PROMPT » When the string "coverage" is part of a line below, that line should be copied.

Collection entries:
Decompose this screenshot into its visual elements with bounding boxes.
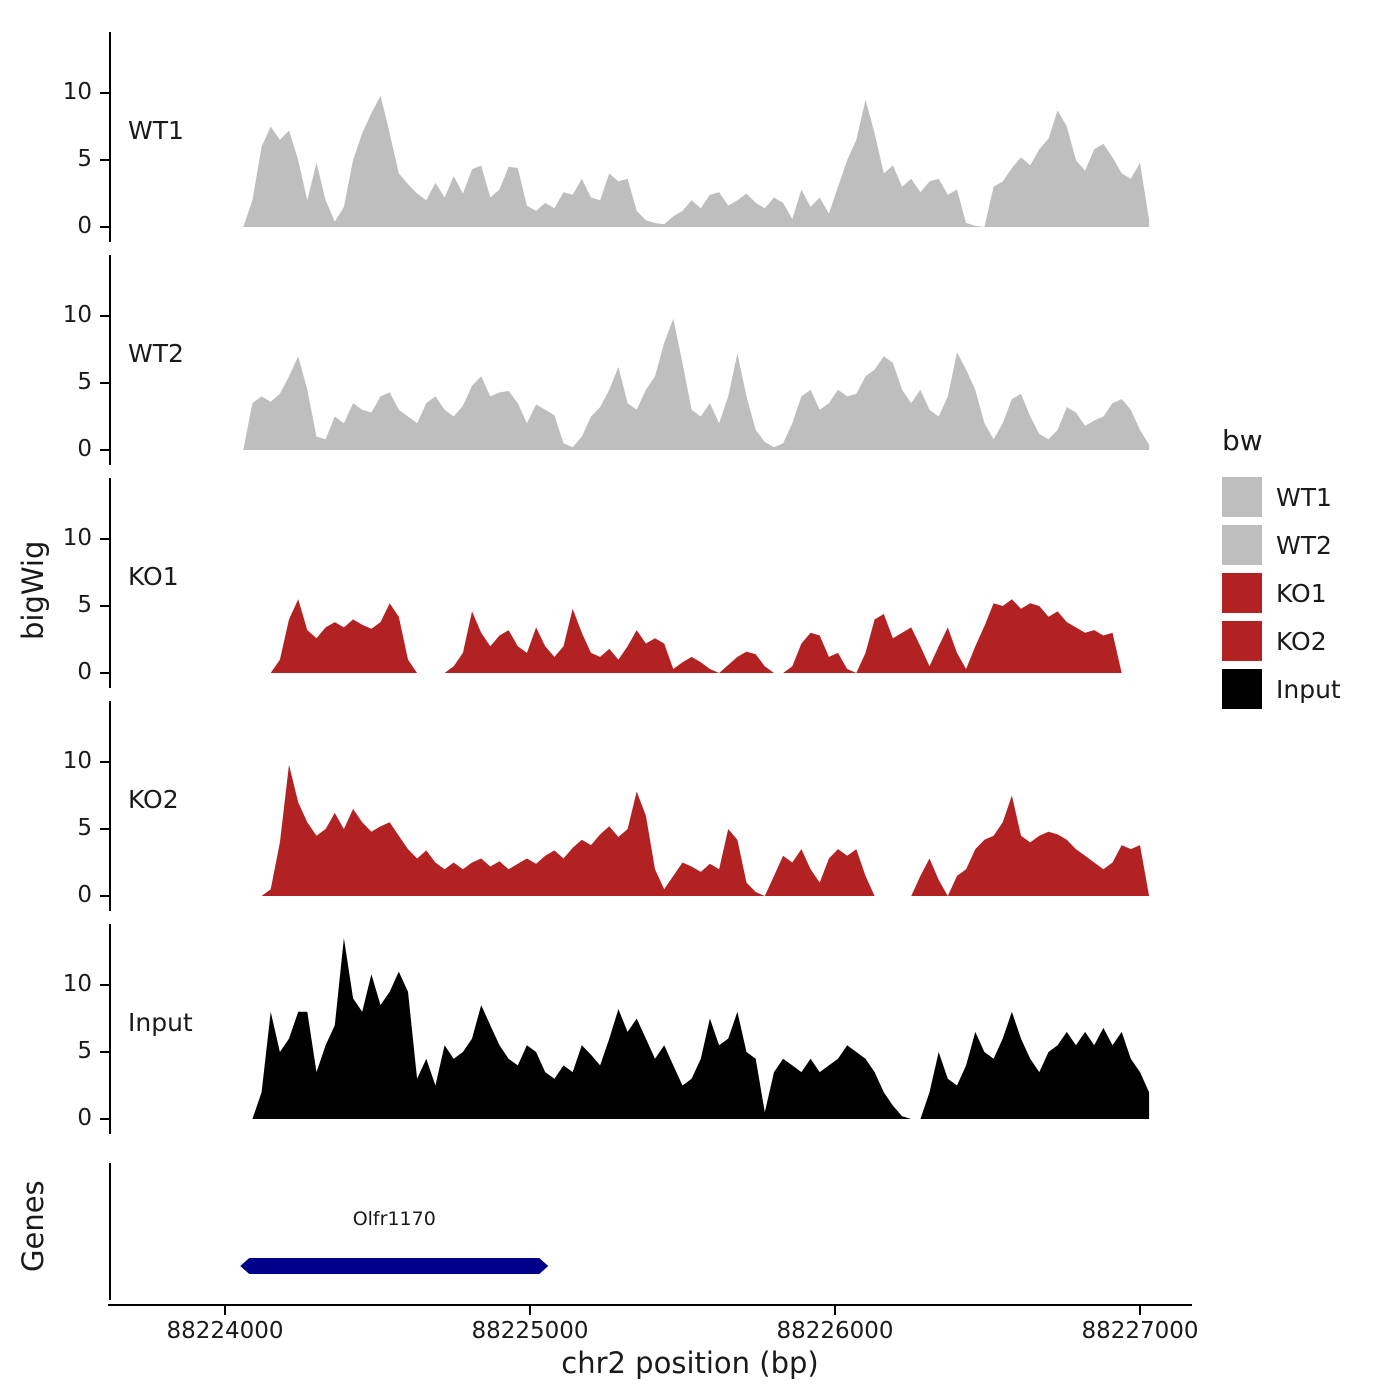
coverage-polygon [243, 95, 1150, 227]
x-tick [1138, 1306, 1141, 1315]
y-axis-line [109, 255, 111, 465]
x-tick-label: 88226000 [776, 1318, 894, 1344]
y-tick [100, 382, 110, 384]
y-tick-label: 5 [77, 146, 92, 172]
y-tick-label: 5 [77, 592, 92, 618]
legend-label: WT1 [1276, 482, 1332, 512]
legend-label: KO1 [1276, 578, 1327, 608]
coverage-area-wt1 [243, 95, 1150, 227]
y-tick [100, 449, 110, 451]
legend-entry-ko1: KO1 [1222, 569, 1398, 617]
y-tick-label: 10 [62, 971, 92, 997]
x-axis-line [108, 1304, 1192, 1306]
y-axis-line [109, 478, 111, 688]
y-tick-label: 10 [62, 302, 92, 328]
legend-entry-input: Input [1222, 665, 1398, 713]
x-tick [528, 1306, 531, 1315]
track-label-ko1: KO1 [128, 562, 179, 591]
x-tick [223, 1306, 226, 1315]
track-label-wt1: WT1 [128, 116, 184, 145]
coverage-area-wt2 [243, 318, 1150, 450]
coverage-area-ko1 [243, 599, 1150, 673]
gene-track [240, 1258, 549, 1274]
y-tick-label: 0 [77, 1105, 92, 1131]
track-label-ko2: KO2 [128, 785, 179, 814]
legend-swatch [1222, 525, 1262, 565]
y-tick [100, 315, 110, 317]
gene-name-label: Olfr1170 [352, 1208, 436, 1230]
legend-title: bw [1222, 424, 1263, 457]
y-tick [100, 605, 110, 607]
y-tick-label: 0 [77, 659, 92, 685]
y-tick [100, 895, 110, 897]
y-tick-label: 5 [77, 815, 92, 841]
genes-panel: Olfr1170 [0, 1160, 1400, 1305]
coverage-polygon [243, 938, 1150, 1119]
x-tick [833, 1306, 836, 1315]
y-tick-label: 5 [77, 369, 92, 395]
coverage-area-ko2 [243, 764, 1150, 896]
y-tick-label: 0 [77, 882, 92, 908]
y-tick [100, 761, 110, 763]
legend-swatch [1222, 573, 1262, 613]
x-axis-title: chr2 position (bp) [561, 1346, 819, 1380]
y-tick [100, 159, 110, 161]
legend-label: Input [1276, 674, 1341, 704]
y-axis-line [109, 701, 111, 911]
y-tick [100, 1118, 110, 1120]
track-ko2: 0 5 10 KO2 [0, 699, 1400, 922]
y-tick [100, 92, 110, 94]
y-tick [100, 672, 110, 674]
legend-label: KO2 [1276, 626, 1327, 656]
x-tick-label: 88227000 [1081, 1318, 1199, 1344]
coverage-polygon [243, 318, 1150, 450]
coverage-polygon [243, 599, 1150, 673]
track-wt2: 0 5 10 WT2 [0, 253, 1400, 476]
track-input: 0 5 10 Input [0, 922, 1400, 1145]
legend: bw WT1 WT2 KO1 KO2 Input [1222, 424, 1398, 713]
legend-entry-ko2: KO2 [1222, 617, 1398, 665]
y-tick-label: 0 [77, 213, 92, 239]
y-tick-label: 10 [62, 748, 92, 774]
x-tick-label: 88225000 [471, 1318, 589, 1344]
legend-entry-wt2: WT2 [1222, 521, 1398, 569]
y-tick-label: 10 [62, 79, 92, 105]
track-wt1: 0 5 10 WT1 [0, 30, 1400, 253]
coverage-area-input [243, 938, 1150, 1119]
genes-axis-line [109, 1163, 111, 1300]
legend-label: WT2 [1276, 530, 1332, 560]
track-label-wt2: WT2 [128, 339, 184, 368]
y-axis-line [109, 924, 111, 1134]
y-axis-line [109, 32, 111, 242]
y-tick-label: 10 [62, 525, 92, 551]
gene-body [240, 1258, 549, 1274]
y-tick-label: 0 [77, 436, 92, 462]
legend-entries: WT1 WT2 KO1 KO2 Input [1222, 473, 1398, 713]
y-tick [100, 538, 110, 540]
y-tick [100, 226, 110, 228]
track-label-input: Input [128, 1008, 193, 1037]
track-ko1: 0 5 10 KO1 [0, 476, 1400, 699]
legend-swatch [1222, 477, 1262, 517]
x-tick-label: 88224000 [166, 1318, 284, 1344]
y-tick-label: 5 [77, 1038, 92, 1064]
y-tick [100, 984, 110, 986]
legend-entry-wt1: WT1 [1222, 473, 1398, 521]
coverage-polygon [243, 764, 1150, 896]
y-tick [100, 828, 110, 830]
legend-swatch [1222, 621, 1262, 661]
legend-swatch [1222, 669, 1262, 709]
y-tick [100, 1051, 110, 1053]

ANSWER BOX »
coverage-polygon [243, 95, 1150, 227]
coverage-area-wt1 [243, 95, 1150, 227]
coverage-area-wt2 [243, 318, 1150, 450]
coverage-area-ko1 [243, 599, 1150, 673]
coverage-polygon [243, 938, 1150, 1119]
coverage-area-ko2 [243, 764, 1150, 896]
coverage-polygon [243, 318, 1150, 450]
coverage-polygon [243, 599, 1150, 673]
coverage-area-input [243, 938, 1150, 1119]
coverage-polygon [243, 764, 1150, 896]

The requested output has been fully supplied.